» What needs to be done:
State the number of lines that contain the word "Empresa", and add nothing else.

+ + + +

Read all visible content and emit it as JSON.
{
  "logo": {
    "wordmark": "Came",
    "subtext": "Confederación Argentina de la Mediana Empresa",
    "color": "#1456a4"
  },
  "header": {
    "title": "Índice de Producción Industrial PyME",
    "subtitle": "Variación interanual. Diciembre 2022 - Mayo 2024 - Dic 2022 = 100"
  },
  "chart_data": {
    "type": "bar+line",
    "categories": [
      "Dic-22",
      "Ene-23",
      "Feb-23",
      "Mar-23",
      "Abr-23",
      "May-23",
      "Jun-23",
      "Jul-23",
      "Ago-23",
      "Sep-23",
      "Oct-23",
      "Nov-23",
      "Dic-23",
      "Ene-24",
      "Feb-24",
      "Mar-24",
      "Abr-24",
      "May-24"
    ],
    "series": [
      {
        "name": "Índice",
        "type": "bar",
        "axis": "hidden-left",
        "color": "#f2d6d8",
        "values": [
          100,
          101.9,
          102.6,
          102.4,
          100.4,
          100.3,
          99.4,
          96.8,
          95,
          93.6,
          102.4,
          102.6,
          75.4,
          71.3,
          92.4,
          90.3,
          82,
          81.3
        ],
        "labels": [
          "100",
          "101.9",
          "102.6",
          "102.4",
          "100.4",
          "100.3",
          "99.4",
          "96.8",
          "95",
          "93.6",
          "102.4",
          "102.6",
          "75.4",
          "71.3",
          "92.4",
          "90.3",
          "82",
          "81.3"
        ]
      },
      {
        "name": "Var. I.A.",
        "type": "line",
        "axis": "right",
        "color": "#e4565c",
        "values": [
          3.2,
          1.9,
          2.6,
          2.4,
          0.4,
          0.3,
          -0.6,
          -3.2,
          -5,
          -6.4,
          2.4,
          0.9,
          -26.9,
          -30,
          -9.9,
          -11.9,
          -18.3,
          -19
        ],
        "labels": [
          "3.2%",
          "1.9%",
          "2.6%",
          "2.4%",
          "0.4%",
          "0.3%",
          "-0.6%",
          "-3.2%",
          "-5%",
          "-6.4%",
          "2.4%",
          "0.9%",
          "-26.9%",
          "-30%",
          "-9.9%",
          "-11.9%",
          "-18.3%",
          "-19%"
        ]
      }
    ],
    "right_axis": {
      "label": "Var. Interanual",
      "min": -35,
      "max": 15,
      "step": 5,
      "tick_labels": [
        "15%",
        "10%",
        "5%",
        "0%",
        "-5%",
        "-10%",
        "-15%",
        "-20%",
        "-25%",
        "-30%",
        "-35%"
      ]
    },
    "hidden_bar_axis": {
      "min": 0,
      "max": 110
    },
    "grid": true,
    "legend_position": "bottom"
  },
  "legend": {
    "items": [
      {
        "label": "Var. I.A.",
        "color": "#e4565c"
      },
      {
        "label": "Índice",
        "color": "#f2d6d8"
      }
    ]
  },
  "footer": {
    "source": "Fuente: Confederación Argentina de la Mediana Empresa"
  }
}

+ + + +

» Solution to the problem:
2